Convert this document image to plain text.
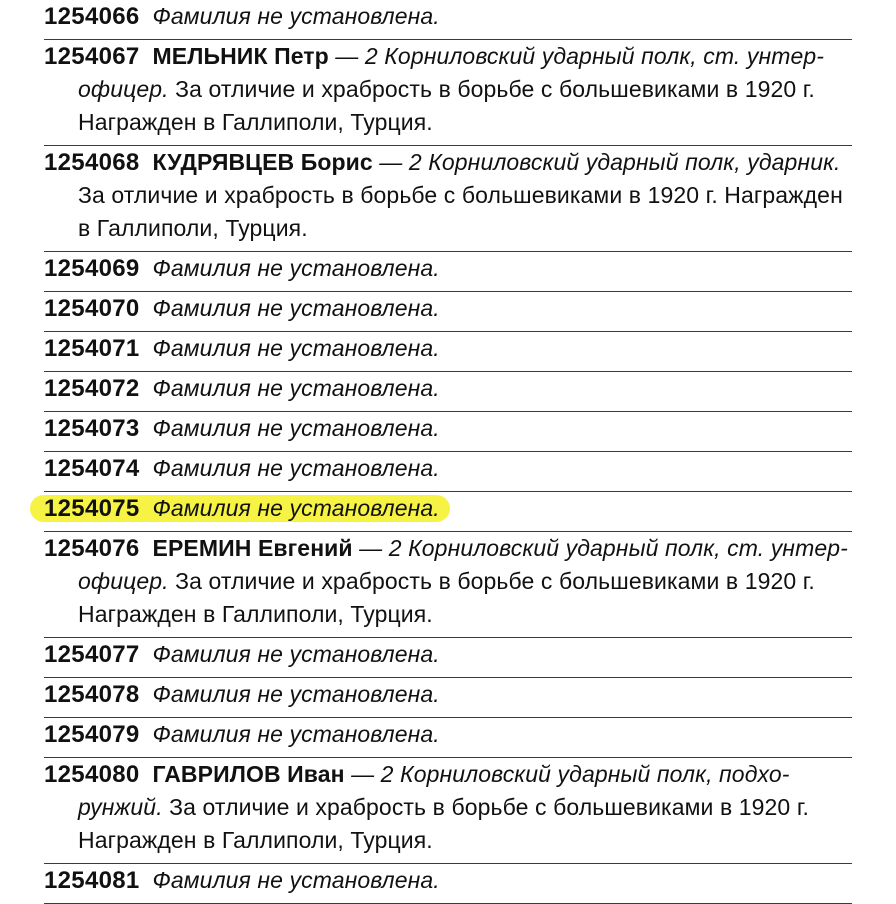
1254066 Фамилия не установлена.
1254067 МЕЛЬНИК Петр — 2 Корниловский ударный полк, ст. унтер-
офицер. За отличие и храбрость в борьбе с большевиками в 1920 г.
Награжден в Галлиполи, Турция.
1254068 КУДРЯВЦЕВ Борис — 2 Корниловский ударный полк, ударник.
За отличие и храбрость в борьбе с большевиками в 1920 г. Награжден
в Галлиполи, Турция.
1254069 Фамилия не установлена.
1254070 Фамилия не установлена.
1254071 Фамилия не установлена.
1254072 Фамилия не установлена.
1254073 Фамилия не установлена.
1254074 Фамилия не установлена.
1254075 Фамилия не установлена.
1254076 ЕРЕМИН Евгений — 2 Корниловский ударный полк, ст. унтер-
офицер. За отличие и храбрость в борьбе с большевиками в 1920 г.
Награжден в Галлиполи, Турция.
1254077 Фамилия не установлена.
1254078 Фамилия не установлена.
1254079 Фамилия не установлена.
1254080 ГАВРИЛОВ Иван — 2 Корниловский ударный полк, подхо-
рунжий. За отличие и храбрость в борьбе с большевиками в 1920 г.
Награжден в Галлиполи, Турция.
1254081 Фамилия не установлена.
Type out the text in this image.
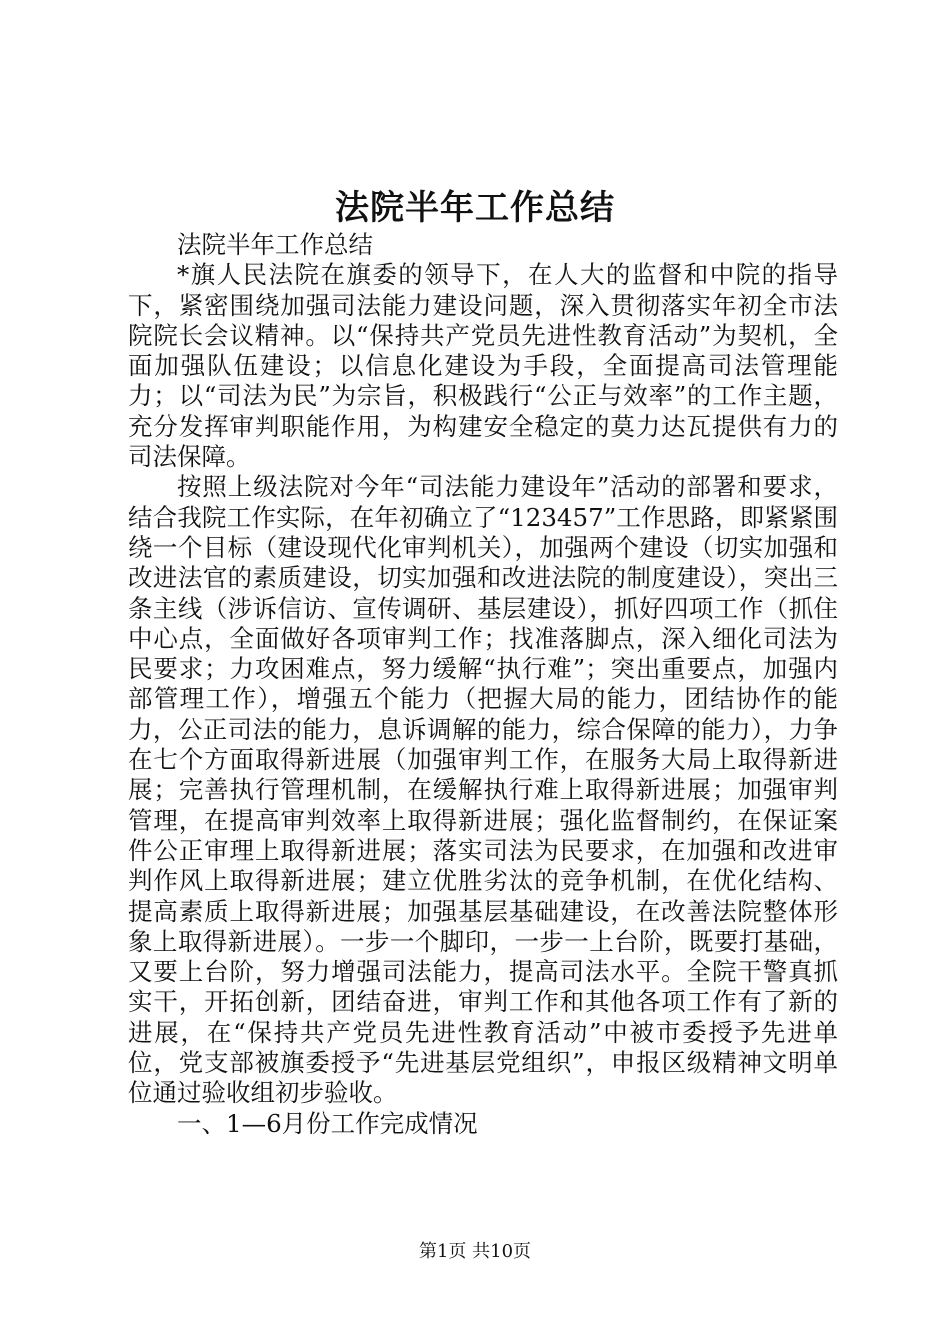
法院半年工作总结

法院半年工作总结

*旗人民法院在旗委的领导下，在人大的监督和中院的指导下，紧密围绕加强司法能力建设问题，深入贯彻落实年初全市法院院长会议精神。以“保持共产党员先进性教育活动”为契机，全面加强队伍建设；以信息化建设为手段，全面提高司法管理能力；以“司法为民”为宗旨，积极践行“公正与效率”的工作主题，充分发挥审判职能作用，为构建安全稳定的莫力达瓦提供有力的司法保障。

按照上级法院对今年“司法能力建设年”活动的部署和要求，结合我院工作实际，在年初确立了“123457”工作思路，即紧紧围绕一个目标（建设现代化审判机关），加强两个建设（切实加强和改进法官的素质建设，切实加强和改进法院的制度建设），突出三条主线（涉诉信访、宣传调研、基层建设），抓好四项工作（抓住中心点，全面做好各项审判工作；找准落脚点，深入细化司法为民要求；力攻困难点，努力缓解“执行难”；突出重要点，加强内部管理工作），增强五个能力（把握大局的能力，团结协作的能力，公正司法的能力，息诉调解的能力，综合保障的能力），力争在七个方面取得新进展（加强审判工作，在服务大局上取得新进展；完善执行管理机制，在缓解执行难上取得新进展；加强审判管理，在提高审判效率上取得新进展；强化监督制约，在保证案件公正审理上取得新进展；落实司法为民要求，在加强和改进审判作风上取得新进展；建立优胜劣汰的竞争机制，在优化结构、提高素质上取得新进展；加强基层基础建设，在改善法院整体形象上取得新进展）。一步一个脚印，一步一上台阶，既要打基础，又要上台阶，努力增强司法能力，提高司法水平。全院干警真抓实干，开拓创新，团结奋进，审判工作和其他各项工作有了新的进展，在“保持共产党员先进性教育活动”中被市委授予先进单位，党支部被旗委授予“先进基层党组织”，申报区级精神文明单位通过验收组初步验收。

一、1—6月份工作完成情况

第1页 共10页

- - -

JOB:
Pull out every line above that holds the word "установлена".

EXERCISE RESULT:
1254066 Фамилия не установлена.
1254069 Фамилия не установлена.
1254070 Фамилия не установлена.
1254071 Фамилия не установлена.
1254072 Фамилия не установлена.
1254073 Фамилия не установлена.
1254074 Фамилия не установлена.
1254075 Фамилия не установлена.
1254077 Фамилия не установлена.
1254078 Фамилия не установлена.
1254079 Фамилия не установлена.
1254081 Фамилия не установлена.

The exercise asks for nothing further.